- [Written request]:
Write out the material again word for word, dropping any images it holds.

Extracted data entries

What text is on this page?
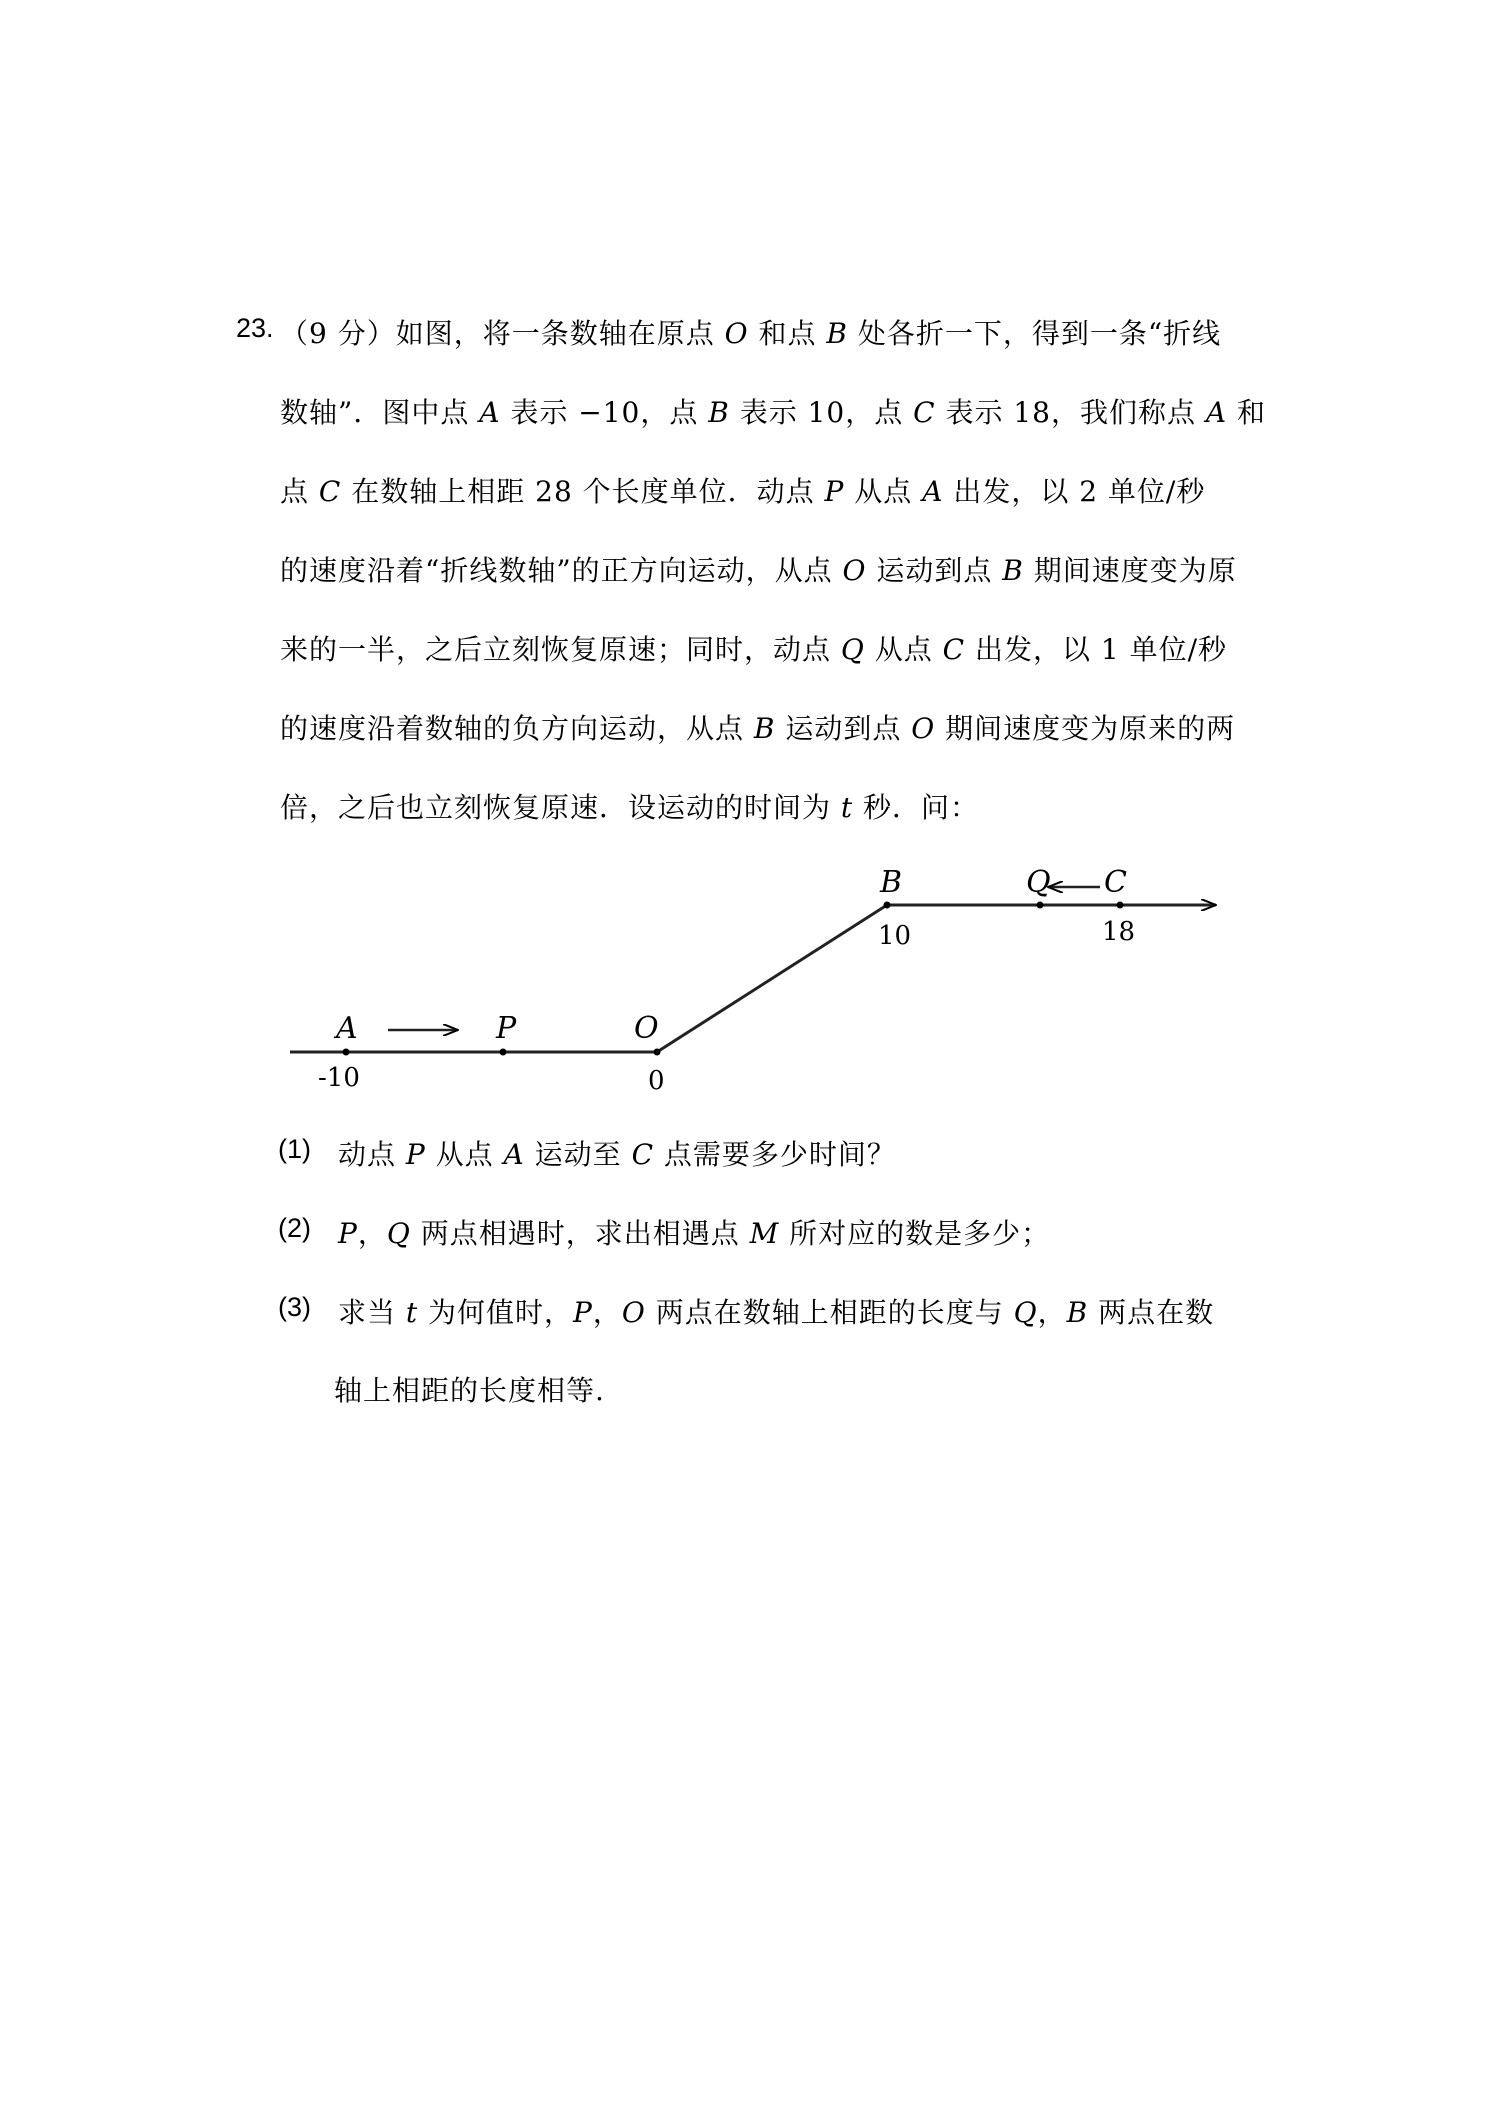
23. （9 分）如图，将一条数轴在原点 𝑂 和点 𝐵 处各折一下，得到一条“折线
数轴”．图中点 𝐴 表示 −10，点 𝐵 表示 10，点 𝐶 表示 18，我们称点 𝐴 和
点 𝐶 在数轴上相距 28 个长度单位．动点 𝑃 从点 𝐴 出发，以 2 单位/秒
的速度沿着“折线数轴”的正方向运动，从点 𝑂 运动到点 𝐵 期间速度变为原
来的一半，之后立刻恢复原速；同时，动点 𝑄 从点 𝐶 出发，以 1 单位/秒
的速度沿着数轴的负方向运动，从点 𝐵 运动到点 𝑂 期间速度变为原来的两
倍，之后也立刻恢复原速．设运动的时间为 𝑡 秒．问：
A	P	O
B	Q C
-10	0
10	18
(1) 动点 𝑃 从点 𝐴 运动至 𝐶 点需要多少时间？
(2) 𝑃，𝑄 两点相遇时，求出相遇点 𝑀 所对应的数是多少；
(3) 求当 𝑡 为何值时，𝑃，𝑂 两点在数轴上相距的长度与 𝑄，𝐵 两点在数
轴上相距的长度相等.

- [Final result]:
What text is on this page?
23. （9 分）如图，将一条数轴在原点 𝑂 和点 𝐵 处各折一下，得到一条“折线
数轴”．图中点 𝐴 表示 −10，点 𝐵 表示 10，点 𝐶 表示 18，我们称点 𝐴 和
点 𝐶 在数轴上相距 28 个长度单位．动点 𝑃 从点 𝐴 出发，以 2 单位/秒
的速度沿着“折线数轴”的正方向运动，从点 𝑂 运动到点 𝐵 期间速度变为原
来的一半，之后立刻恢复原速；同时，动点 𝑄 从点 𝐶 出发，以 1 单位/秒
的速度沿着数轴的负方向运动，从点 𝐵 运动到点 𝑂 期间速度变为原来的两
倍，之后也立刻恢复原速．设运动的时间为 𝑡 秒．问：
A	P	O
B	Q C
-10	0
10	18
(1) 动点 𝑃 从点 𝐴 运动至 𝐶 点需要多少时间？
(2) 𝑃，𝑄 两点相遇时，求出相遇点 𝑀 所对应的数是多少；
(3) 求当 𝑡 为何值时，𝑃，𝑂 两点在数轴上相距的长度与 𝑄，𝐵 两点在数
轴上相距的长度相等.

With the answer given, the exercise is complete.